To be done » Count lines with "heißt" in them. Report only the total.
**** Excerpted data ****
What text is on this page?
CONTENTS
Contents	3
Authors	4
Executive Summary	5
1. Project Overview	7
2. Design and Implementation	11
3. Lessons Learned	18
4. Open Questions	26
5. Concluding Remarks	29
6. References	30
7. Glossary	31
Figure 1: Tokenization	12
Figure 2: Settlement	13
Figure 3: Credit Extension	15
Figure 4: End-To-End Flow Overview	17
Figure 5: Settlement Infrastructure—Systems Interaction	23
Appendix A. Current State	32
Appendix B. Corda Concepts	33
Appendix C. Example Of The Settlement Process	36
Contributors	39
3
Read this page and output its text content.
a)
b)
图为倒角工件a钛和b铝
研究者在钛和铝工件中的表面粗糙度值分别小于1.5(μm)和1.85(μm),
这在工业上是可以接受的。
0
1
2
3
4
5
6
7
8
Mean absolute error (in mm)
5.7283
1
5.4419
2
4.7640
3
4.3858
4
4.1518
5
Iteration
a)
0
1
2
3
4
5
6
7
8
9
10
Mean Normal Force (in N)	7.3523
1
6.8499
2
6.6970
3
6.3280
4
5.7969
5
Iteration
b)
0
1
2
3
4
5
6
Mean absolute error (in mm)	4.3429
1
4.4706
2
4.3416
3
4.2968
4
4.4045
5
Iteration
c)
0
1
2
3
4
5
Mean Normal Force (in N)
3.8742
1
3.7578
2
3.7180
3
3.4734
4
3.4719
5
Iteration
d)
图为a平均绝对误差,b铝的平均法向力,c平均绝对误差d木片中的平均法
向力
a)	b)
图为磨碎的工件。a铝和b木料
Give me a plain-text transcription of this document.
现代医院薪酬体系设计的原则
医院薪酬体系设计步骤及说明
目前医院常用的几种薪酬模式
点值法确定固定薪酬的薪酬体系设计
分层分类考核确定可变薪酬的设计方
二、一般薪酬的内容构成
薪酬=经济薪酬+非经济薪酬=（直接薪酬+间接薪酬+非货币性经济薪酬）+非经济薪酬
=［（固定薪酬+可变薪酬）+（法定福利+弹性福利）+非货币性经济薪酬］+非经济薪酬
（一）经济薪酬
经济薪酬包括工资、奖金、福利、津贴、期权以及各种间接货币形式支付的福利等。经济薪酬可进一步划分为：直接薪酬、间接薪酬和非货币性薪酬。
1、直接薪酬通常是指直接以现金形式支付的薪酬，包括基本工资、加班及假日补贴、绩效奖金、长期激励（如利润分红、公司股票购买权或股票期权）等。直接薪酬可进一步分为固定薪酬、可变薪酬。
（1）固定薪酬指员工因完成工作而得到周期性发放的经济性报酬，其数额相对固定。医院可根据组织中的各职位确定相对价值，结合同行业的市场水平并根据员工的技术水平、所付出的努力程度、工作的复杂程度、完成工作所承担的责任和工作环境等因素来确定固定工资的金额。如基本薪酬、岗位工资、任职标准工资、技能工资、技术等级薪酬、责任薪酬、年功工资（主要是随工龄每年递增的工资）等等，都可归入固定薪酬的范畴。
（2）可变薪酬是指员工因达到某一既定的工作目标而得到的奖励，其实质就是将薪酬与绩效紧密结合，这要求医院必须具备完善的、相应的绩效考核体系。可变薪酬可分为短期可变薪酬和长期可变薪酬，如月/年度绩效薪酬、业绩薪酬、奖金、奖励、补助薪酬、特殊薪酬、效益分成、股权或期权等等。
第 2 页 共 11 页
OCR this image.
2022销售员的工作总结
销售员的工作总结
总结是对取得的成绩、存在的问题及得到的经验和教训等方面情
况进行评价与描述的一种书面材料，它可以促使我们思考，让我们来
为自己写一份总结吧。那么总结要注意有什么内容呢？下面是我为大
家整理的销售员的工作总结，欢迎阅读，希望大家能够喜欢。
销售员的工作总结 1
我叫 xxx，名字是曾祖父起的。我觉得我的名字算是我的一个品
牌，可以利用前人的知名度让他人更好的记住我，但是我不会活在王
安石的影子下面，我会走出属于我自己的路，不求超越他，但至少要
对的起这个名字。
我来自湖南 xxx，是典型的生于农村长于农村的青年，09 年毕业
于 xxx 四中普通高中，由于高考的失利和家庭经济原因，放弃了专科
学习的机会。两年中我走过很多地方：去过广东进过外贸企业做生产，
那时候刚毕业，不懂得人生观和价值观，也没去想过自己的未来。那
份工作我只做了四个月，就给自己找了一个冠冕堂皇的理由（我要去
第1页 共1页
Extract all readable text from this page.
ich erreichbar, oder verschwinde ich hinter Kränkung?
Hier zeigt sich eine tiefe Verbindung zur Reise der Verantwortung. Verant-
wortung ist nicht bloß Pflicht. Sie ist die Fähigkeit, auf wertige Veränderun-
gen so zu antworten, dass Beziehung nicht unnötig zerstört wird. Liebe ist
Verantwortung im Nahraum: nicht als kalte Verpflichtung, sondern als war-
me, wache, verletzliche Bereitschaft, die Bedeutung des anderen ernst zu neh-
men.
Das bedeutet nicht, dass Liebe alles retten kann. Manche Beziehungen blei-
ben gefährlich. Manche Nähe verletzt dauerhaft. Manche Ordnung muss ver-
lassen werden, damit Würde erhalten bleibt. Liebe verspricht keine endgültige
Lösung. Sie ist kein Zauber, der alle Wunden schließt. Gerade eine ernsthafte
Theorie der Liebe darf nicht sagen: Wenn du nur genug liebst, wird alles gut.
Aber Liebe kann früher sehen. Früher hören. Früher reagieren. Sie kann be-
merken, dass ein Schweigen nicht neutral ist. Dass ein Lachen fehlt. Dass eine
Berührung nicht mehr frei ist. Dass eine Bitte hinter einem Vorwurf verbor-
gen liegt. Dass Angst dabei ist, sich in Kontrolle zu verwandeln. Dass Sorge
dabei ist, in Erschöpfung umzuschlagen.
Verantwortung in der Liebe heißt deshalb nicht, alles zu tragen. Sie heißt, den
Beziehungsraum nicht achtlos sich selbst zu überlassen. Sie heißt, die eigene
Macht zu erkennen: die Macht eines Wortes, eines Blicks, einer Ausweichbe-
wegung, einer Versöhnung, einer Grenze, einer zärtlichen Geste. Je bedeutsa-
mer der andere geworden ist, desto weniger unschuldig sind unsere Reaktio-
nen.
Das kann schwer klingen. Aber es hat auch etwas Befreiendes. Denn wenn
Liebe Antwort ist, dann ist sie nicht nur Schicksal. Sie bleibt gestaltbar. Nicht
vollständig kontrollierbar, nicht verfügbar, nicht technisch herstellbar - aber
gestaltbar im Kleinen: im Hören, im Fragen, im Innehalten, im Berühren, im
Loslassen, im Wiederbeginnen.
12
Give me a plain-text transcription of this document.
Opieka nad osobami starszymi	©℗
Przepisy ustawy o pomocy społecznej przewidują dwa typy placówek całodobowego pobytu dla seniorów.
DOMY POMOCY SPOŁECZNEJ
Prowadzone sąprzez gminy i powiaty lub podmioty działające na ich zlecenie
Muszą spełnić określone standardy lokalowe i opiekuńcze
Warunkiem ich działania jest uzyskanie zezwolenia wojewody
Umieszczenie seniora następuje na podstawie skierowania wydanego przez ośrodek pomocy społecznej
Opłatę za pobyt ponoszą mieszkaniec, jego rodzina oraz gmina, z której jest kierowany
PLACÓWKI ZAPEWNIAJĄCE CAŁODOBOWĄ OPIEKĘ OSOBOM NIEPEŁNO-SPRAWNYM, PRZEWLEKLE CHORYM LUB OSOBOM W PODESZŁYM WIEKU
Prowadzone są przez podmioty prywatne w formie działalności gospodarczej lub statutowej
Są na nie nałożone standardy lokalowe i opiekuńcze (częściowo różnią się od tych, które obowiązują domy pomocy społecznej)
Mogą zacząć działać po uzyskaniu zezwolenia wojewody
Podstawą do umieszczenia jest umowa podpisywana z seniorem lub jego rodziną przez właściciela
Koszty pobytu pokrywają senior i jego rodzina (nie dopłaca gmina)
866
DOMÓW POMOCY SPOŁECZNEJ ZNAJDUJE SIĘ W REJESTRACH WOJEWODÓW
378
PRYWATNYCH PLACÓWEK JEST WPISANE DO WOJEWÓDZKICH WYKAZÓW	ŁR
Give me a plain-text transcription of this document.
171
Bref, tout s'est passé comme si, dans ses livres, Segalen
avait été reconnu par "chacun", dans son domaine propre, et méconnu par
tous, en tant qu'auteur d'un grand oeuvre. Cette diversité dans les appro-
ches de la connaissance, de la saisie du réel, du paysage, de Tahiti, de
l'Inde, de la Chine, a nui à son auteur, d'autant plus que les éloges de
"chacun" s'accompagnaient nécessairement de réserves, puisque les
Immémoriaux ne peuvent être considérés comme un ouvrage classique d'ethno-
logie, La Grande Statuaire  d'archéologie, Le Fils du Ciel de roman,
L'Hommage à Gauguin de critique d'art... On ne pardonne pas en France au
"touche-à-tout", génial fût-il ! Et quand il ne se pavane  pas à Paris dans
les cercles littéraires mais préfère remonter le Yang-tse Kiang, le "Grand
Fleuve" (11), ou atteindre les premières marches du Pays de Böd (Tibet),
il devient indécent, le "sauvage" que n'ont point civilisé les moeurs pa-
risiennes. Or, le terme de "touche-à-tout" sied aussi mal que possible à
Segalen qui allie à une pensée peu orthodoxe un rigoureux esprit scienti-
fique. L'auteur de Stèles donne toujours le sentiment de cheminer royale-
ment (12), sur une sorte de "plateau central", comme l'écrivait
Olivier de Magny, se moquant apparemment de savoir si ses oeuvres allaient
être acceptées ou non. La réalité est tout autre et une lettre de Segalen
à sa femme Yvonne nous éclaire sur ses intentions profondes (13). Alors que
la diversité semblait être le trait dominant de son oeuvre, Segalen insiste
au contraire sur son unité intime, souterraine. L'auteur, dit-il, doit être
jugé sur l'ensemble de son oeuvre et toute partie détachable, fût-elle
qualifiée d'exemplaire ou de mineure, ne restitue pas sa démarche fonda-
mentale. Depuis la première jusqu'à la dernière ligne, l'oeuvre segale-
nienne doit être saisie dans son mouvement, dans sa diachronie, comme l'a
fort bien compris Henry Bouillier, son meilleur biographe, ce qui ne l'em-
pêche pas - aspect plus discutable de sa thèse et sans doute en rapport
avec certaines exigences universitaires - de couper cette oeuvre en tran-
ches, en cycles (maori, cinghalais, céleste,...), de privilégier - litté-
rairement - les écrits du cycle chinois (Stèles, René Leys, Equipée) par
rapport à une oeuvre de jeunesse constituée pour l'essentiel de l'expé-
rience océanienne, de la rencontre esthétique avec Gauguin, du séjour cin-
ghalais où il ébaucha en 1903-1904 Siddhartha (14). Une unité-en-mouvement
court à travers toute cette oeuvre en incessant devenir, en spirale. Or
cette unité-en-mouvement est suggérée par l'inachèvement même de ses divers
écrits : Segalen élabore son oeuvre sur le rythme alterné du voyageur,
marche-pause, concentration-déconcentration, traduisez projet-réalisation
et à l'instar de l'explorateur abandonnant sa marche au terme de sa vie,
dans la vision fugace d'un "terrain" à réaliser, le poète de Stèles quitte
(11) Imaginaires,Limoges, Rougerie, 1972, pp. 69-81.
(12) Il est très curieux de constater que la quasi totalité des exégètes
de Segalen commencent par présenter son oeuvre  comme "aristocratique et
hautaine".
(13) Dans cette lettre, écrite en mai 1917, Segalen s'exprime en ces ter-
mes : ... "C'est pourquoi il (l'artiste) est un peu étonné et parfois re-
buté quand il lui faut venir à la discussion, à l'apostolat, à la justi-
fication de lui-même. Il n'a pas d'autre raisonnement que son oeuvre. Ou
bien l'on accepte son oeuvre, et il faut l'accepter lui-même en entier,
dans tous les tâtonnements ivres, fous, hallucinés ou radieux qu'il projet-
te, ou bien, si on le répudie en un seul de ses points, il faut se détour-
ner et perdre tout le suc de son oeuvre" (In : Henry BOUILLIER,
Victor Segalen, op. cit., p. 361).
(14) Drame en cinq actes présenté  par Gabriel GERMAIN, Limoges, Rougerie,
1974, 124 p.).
****
Task response » 2